### [To be done]
Copy everything in the data below exactly except the pictures.

### [Records to process]
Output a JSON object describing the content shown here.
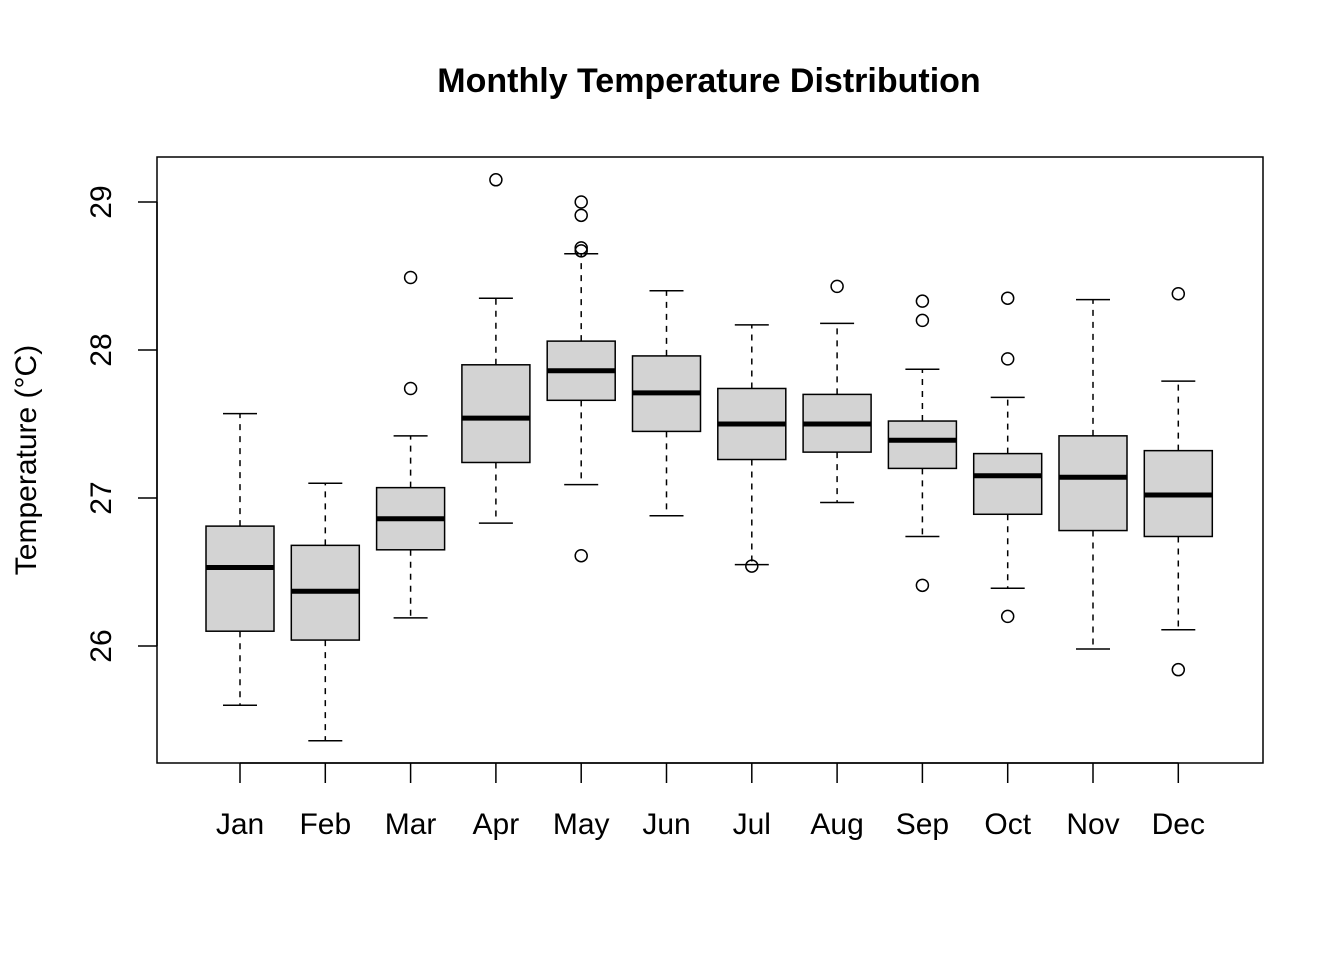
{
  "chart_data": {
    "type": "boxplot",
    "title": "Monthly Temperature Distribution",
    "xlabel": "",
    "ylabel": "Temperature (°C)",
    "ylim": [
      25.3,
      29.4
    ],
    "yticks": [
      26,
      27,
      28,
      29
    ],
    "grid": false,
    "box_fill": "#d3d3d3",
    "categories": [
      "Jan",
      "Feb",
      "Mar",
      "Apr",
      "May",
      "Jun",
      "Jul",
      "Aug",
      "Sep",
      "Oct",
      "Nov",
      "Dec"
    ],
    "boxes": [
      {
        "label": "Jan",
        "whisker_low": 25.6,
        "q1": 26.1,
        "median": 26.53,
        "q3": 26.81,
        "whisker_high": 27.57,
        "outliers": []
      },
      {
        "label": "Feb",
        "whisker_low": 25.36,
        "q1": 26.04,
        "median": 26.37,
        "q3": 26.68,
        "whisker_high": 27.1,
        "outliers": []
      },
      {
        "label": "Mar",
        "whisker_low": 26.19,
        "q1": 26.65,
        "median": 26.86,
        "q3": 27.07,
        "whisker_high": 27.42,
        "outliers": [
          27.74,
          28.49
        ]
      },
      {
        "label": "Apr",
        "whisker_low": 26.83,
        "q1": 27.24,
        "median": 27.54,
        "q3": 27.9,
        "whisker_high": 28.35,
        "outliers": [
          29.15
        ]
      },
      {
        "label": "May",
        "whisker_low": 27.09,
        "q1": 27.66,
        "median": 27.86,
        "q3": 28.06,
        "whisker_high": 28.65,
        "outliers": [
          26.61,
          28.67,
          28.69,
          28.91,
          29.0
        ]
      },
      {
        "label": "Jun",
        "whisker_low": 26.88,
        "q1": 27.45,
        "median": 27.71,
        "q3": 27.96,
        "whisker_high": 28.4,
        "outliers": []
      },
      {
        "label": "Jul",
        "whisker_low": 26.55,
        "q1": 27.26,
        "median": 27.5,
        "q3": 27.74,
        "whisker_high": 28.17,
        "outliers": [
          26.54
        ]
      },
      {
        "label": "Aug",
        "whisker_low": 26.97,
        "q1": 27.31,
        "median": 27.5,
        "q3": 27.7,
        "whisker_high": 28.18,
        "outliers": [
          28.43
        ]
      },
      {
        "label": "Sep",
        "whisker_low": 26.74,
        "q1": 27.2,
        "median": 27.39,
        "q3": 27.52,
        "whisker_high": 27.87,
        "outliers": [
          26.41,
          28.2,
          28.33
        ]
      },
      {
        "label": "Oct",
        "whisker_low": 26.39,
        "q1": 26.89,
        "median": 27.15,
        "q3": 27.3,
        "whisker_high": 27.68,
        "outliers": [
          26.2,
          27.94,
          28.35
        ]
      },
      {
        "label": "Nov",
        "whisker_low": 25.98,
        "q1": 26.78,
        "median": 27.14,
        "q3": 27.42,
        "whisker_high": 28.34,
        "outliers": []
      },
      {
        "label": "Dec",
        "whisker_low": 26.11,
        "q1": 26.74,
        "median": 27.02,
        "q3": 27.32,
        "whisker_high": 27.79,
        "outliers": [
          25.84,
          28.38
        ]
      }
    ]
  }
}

### [Result for this exercise]
Output a JSON object describing the content shown here.
{
  "chart_data": {
    "type": "boxplot",
    "title": "Monthly Temperature Distribution",
    "xlabel": "",
    "ylabel": "Temperature (°C)",
    "ylim": [
      25.3,
      29.4
    ],
    "yticks": [
      26,
      27,
      28,
      29
    ],
    "grid": false,
    "box_fill": "#d3d3d3",
    "categories": [
      "Jan",
      "Feb",
      "Mar",
      "Apr",
      "May",
      "Jun",
      "Jul",
      "Aug",
      "Sep",
      "Oct",
      "Nov",
      "Dec"
    ],
    "boxes": [
      {
        "label": "Jan",
        "whisker_low": 25.6,
        "q1": 26.1,
        "median": 26.53,
        "q3": 26.81,
        "whisker_high": 27.57,
        "outliers": []
      },
      {
        "label": "Feb",
        "whisker_low": 25.36,
        "q1": 26.04,
        "median": 26.37,
        "q3": 26.68,
        "whisker_high": 27.1,
        "outliers": []
      },
      {
        "label": "Mar",
        "whisker_low": 26.19,
        "q1": 26.65,
        "median": 26.86,
        "q3": 27.07,
        "whisker_high": 27.42,
        "outliers": [
          27.74,
          28.49
        ]
      },
      {
        "label": "Apr",
        "whisker_low": 26.83,
        "q1": 27.24,
        "median": 27.54,
        "q3": 27.9,
        "whisker_high": 28.35,
        "outliers": [
          29.15
        ]
      },
      {
        "label": "May",
        "whisker_low": 27.09,
        "q1": 27.66,
        "median": 27.86,
        "q3": 28.06,
        "whisker_high": 28.65,
        "outliers": [
          26.61,
          28.67,
          28.69,
          28.91,
          29.0
        ]
      },
      {
        "label": "Jun",
        "whisker_low": 26.88,
        "q1": 27.45,
        "median": 27.71,
        "q3": 27.96,
        "whisker_high": 28.4,
        "outliers": []
      },
      {
        "label": "Jul",
        "whisker_low": 26.55,
        "q1": 27.26,
        "median": 27.5,
        "q3": 27.74,
        "whisker_high": 28.17,
        "outliers": [
          26.54
        ]
      },
      {
        "label": "Aug",
        "whisker_low": 26.97,
        "q1": 27.31,
        "median": 27.5,
        "q3": 27.7,
        "whisker_high": 28.18,
        "outliers": [
          28.43
        ]
      },
      {
        "label": "Sep",
        "whisker_low": 26.74,
        "q1": 27.2,
        "median": 27.39,
        "q3": 27.52,
        "whisker_high": 27.87,
        "outliers": [
          26.41,
          28.2,
          28.33
        ]
      },
      {
        "label": "Oct",
        "whisker_low": 26.39,
        "q1": 26.89,
        "median": 27.15,
        "q3": 27.3,
        "whisker_high": 27.68,
        "outliers": [
          26.2,
          27.94,
          28.35
        ]
      },
      {
        "label": "Nov",
        "whisker_low": 25.98,
        "q1": 26.78,
        "median": 27.14,
        "q3": 27.42,
        "whisker_high": 28.34,
        "outliers": []
      },
      {
        "label": "Dec",
        "whisker_low": 26.11,
        "q1": 26.74,
        "median": 27.02,
        "q3": 27.32,
        "whisker_high": 27.79,
        "outliers": [
          25.84,
          28.38
        ]
      }
    ]
  }
}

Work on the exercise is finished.